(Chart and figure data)

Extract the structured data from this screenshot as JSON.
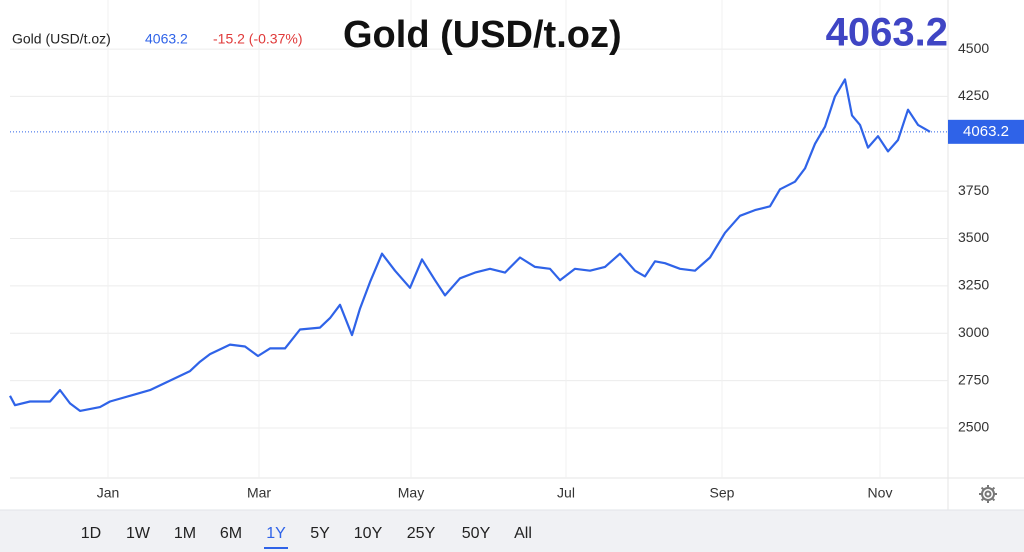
{
  "chart_data": {
    "type": "line",
    "title": "Gold (USD/t.oz)",
    "symbol": "Gold (USD/t.oz)",
    "change": "-15.2 (-0.37%)",
    "x": [
      0,
      5,
      20,
      40,
      50,
      60,
      70,
      90,
      100,
      120,
      140,
      160,
      180,
      190,
      200,
      220,
      235,
      248,
      260,
      275,
      290,
      310,
      320,
      330,
      342,
      350,
      360,
      372,
      385,
      400,
      412,
      425,
      435,
      450,
      465,
      480,
      495,
      510,
      525,
      540,
      550,
      565,
      580,
      595,
      610,
      625,
      635,
      645,
      655,
      670,
      685,
      700,
      715,
      730,
      745,
      760,
      770,
      785,
      795,
      805,
      815,
      825,
      835,
      842,
      850,
      858,
      868,
      878,
      888,
      898,
      908,
      920
    ],
    "series": [
      {
        "name": "Gold",
        "color": "#2f63e8",
        "values": [
          2670,
          2620,
          2640,
          2640,
          2700,
          2630,
          2590,
          2610,
          2640,
          2670,
          2700,
          2750,
          2800,
          2850,
          2890,
          2940,
          2930,
          2880,
          2920,
          2920,
          3020,
          3030,
          3080,
          3150,
          2990,
          3130,
          3270,
          3420,
          3330,
          3240,
          3390,
          3280,
          3200,
          3290,
          3320,
          3340,
          3320,
          3400,
          3350,
          3340,
          3280,
          3340,
          3330,
          3350,
          3420,
          3330,
          3300,
          3380,
          3370,
          3340,
          3330,
          3400,
          3530,
          3620,
          3650,
          3670,
          3760,
          3800,
          3870,
          4000,
          4090,
          4250,
          4340,
          4150,
          4100,
          3980,
          4040,
          3960,
          4020,
          4180,
          4100,
          4063.2
        ]
      }
    ],
    "xlim": [
      0,
      938
    ],
    "xticks": [
      {
        "value": 98,
        "label": "Jan"
      },
      {
        "value": 249,
        "label": "Mar"
      },
      {
        "value": 401,
        "label": "May"
      },
      {
        "value": 556,
        "label": "Jul"
      },
      {
        "value": 712,
        "label": "Sep"
      },
      {
        "value": 870,
        "label": "Nov"
      }
    ],
    "ylim": [
      2236,
      4759
    ],
    "yticks": [
      2500,
      2750,
      3000,
      3250,
      3500,
      3750,
      4250,
      4500
    ],
    "grid": true
  },
  "ui": {
    "ranges": [
      "1D",
      "1W",
      "1M",
      "6M",
      "1Y",
      "5Y",
      "10Y",
      "25Y",
      "50Y",
      "All"
    ],
    "active": 4
  }
}
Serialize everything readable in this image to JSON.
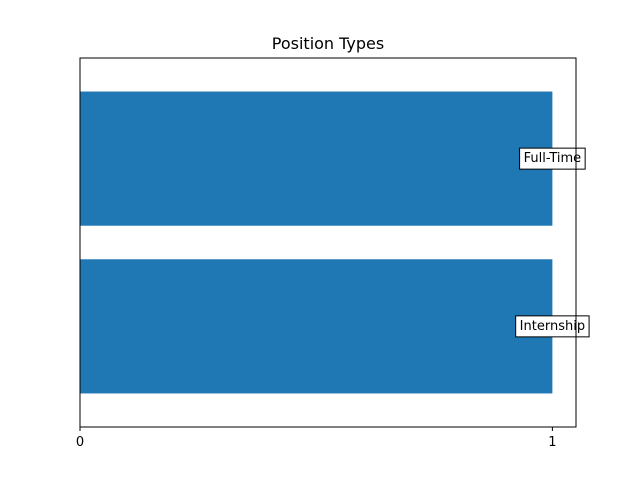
{
  "chart_data": {
    "type": "bar",
    "orientation": "horizontal",
    "title": "Position Types",
    "xlabel": "",
    "ylabel": "",
    "categories": [
      "Internship",
      "Full-Time"
    ],
    "values": [
      1,
      1
    ],
    "xlim": [
      0,
      1.05
    ],
    "xticks": [
      0,
      1
    ],
    "xtick_labels": [
      "0",
      "1"
    ],
    "yticks_shown": false,
    "grid": false,
    "legend": "none",
    "bar_color": "#1f77b4",
    "data_labels": [
      "Internship",
      "Full-Time"
    ]
  }
}
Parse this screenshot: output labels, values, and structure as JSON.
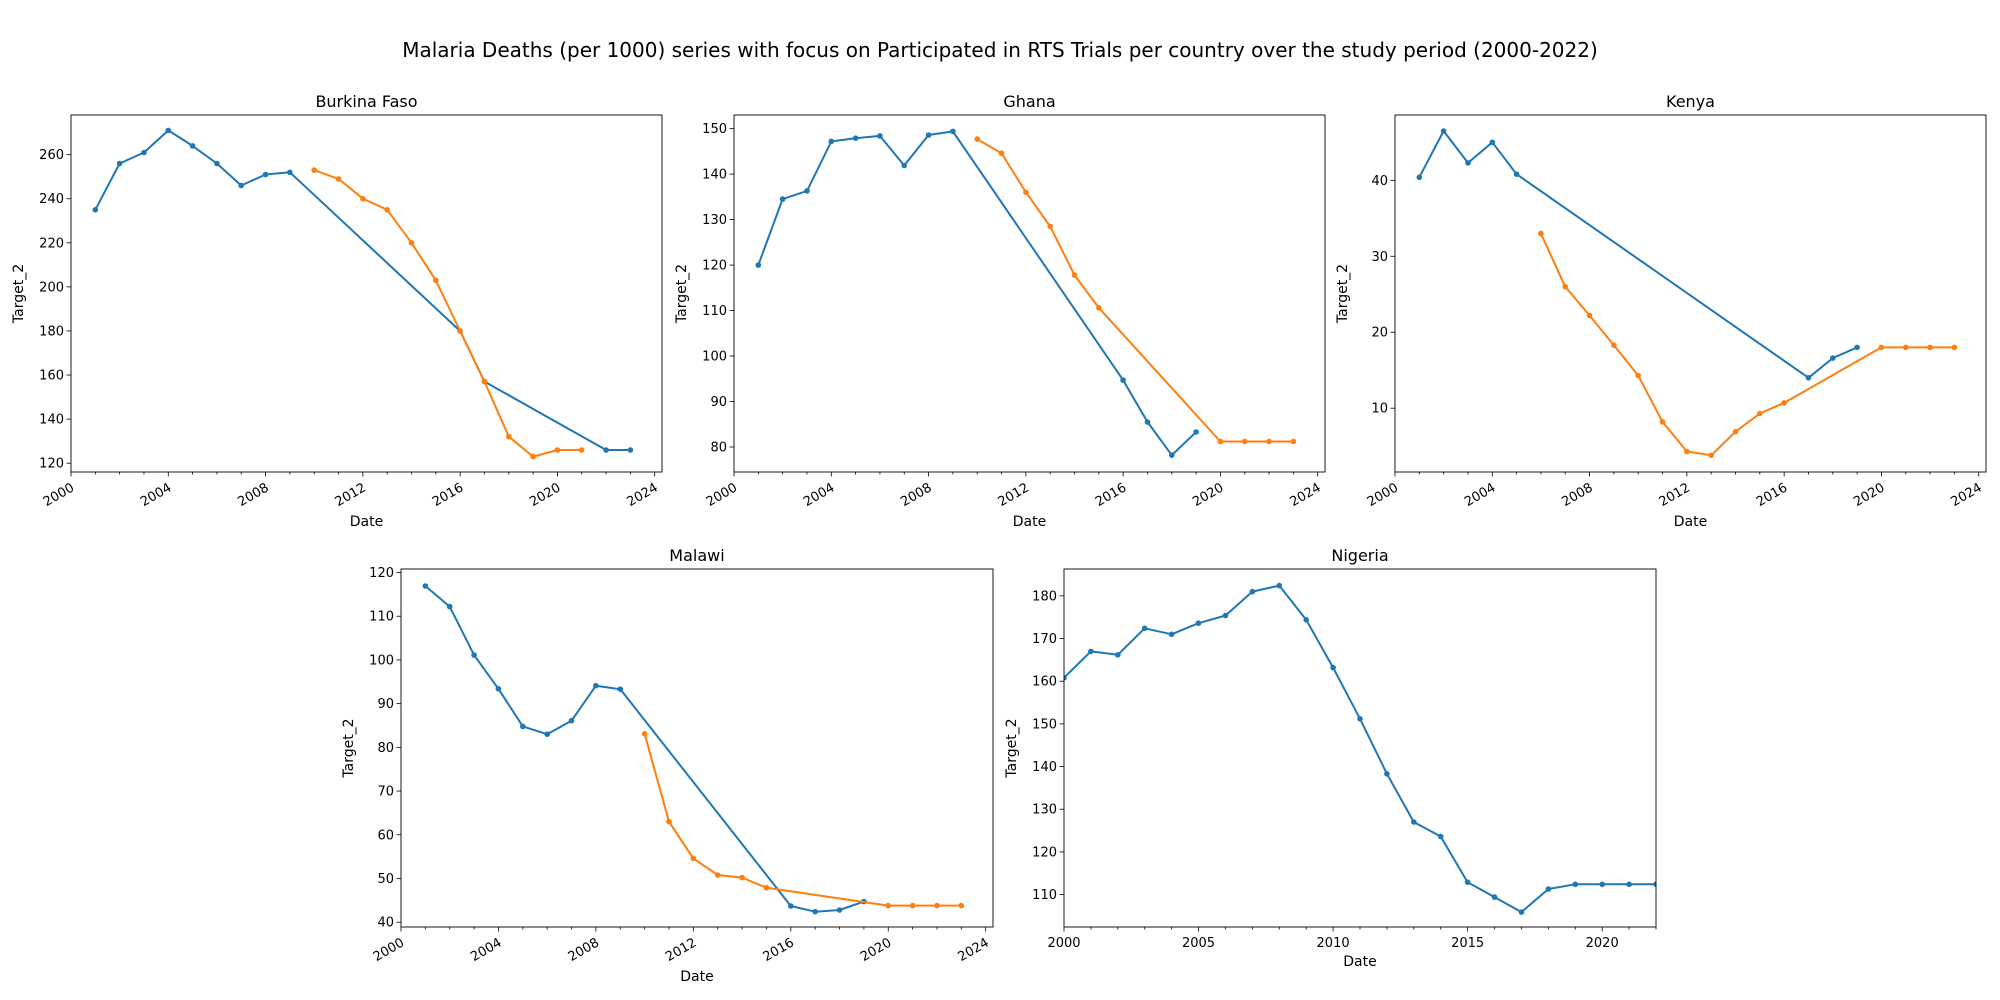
{
  "figure_title": "Malaria Deaths (per 1000) series with focus on Participated in RTS Trials per country over the study period (2000-2022)",
  "colors": {
    "series_blue": "#1f77b4",
    "series_orange": "#ff7f0e"
  },
  "chart_data": [
    {
      "type": "line",
      "title": "Burkina Faso",
      "xlabel": "Date",
      "ylabel": "Target_2",
      "xlim": [
        2000,
        2024.3
      ],
      "ylim": [
        116,
        278
      ],
      "xticks": [
        2000,
        2004,
        2008,
        2012,
        2016,
        2020,
        2024
      ],
      "yticks": [
        120,
        140,
        160,
        180,
        200,
        220,
        240,
        260
      ],
      "minor_xticks": true,
      "series": [
        {
          "color": "#1f77b4",
          "x": [
            2001,
            2002,
            2003,
            2004,
            2005,
            2006,
            2007,
            2008,
            2009,
            2016,
            2017,
            2022,
            2023
          ],
          "y": [
            235,
            256,
            261,
            271,
            264,
            256,
            246,
            251,
            252,
            180,
            157,
            126,
            126
          ]
        },
        {
          "color": "#ff7f0e",
          "x": [
            2010,
            2011,
            2012,
            2013,
            2014,
            2015,
            2016,
            2017,
            2018,
            2019,
            2020,
            2021
          ],
          "y": [
            253,
            249,
            240,
            235,
            220,
            203,
            180,
            157,
            132,
            123,
            126,
            126
          ]
        }
      ]
    },
    {
      "type": "line",
      "title": "Ghana",
      "xlabel": "Date",
      "ylabel": "Target_2",
      "xlim": [
        2000,
        2024.3
      ],
      "ylim": [
        74.5,
        153
      ],
      "xticks": [
        2000,
        2004,
        2008,
        2012,
        2016,
        2020,
        2024
      ],
      "yticks": [
        80,
        90,
        100,
        110,
        120,
        130,
        140,
        150
      ],
      "minor_xticks": true,
      "series": [
        {
          "color": "#1f77b4",
          "x": [
            2001,
            2002,
            2003,
            2004,
            2005,
            2006,
            2007,
            2008,
            2009,
            2016,
            2017,
            2018,
            2019
          ],
          "y": [
            120,
            134.5,
            136.3,
            147.2,
            147.9,
            148.4,
            141.9,
            148.6,
            149.4,
            94.7,
            85.5,
            78.2,
            83.3
          ]
        },
        {
          "color": "#ff7f0e",
          "x": [
            2010,
            2011,
            2012,
            2013,
            2014,
            2015,
            2020,
            2021,
            2022,
            2023
          ],
          "y": [
            147.7,
            144.6,
            136,
            128.5,
            117.8,
            110.6,
            81.2,
            81.2,
            81.2,
            81.2
          ]
        }
      ]
    },
    {
      "type": "line",
      "title": "Kenya",
      "xlabel": "Date",
      "ylabel": "Target_2",
      "xlim": [
        2000,
        2024.3
      ],
      "ylim": [
        1.6,
        48.6
      ],
      "xticks": [
        2000,
        2004,
        2008,
        2012,
        2016,
        2020,
        2024
      ],
      "yticks": [
        10,
        20,
        30,
        40
      ],
      "minor_xticks": true,
      "series": [
        {
          "color": "#1f77b4",
          "x": [
            2001,
            2002,
            2003,
            2004,
            2005,
            2017,
            2018,
            2019
          ],
          "y": [
            40.4,
            46.5,
            42.3,
            45,
            40.8,
            14,
            16.6,
            18
          ]
        },
        {
          "color": "#ff7f0e",
          "x": [
            2006,
            2007,
            2008,
            2009,
            2010,
            2011,
            2012,
            2013,
            2014,
            2015,
            2016,
            2020,
            2021,
            2022,
            2023
          ],
          "y": [
            33,
            26,
            22.2,
            18.3,
            14.3,
            8.2,
            4.3,
            3.8,
            6.9,
            9.3,
            10.7,
            18,
            18,
            18,
            18
          ]
        }
      ]
    },
    {
      "type": "line",
      "title": "Malawi",
      "xlabel": "Date",
      "ylabel": "Target_2",
      "xlim": [
        2000,
        2024.3
      ],
      "ylim": [
        38.9,
        120.8
      ],
      "xticks": [
        2000,
        2004,
        2008,
        2012,
        2016,
        2020,
        2024
      ],
      "yticks": [
        40,
        50,
        60,
        70,
        80,
        90,
        100,
        110,
        120
      ],
      "minor_xticks": true,
      "series": [
        {
          "color": "#1f77b4",
          "x": [
            2001,
            2002,
            2003,
            2004,
            2005,
            2006,
            2007,
            2008,
            2009,
            2016,
            2017,
            2018,
            2019
          ],
          "y": [
            116.9,
            112.2,
            101.1,
            93.4,
            84.8,
            83,
            86.1,
            94.1,
            93.3,
            43.7,
            42.4,
            42.8,
            44.7
          ]
        },
        {
          "color": "#ff7f0e",
          "x": [
            2010,
            2011,
            2012,
            2013,
            2014,
            2015,
            2020,
            2021,
            2022,
            2023
          ],
          "y": [
            83.1,
            63,
            54.6,
            50.8,
            50.2,
            47.9,
            43.8,
            43.8,
            43.8,
            43.8
          ]
        }
      ]
    },
    {
      "type": "line",
      "title": "Nigeria",
      "xlabel": "Date",
      "ylabel": "Target_2",
      "xlim": [
        2000,
        2022
      ],
      "ylim": [
        102.4,
        186.3
      ],
      "xticks": [
        2000,
        2005,
        2010,
        2015,
        2020
      ],
      "yticks": [
        110,
        120,
        130,
        140,
        150,
        160,
        170,
        180
      ],
      "minor_xticks": true,
      "series": [
        {
          "color": "#1f77b4",
          "x": [
            2000,
            2001,
            2002,
            2003,
            2004,
            2005,
            2006,
            2007,
            2008,
            2009,
            2010,
            2011,
            2012,
            2013,
            2014,
            2015,
            2016,
            2017,
            2018,
            2019,
            2020,
            2021,
            2022
          ],
          "y": [
            160.8,
            167,
            166.2,
            172.4,
            171,
            173.6,
            175.4,
            181,
            182.4,
            174.4,
            163.2,
            151.2,
            138.3,
            127,
            123.6,
            112.9,
            109.4,
            105.9,
            111.3,
            112.4,
            112.4,
            112.4,
            112.4
          ]
        }
      ]
    }
  ]
}
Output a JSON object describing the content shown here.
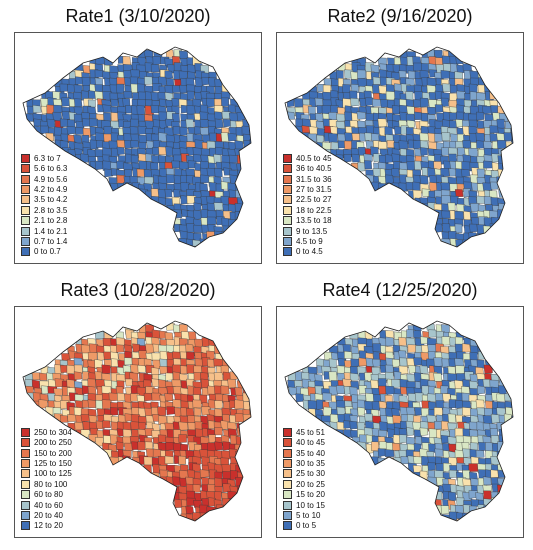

What is asked: Copy out every line in the listing where the word "this" appears.

Correct answer:
Extract the structured data from this screenshot as JSON.
Serialize everything readable in this image to JSON.
Parse this screenshot: output labels, values, and structure as JSON.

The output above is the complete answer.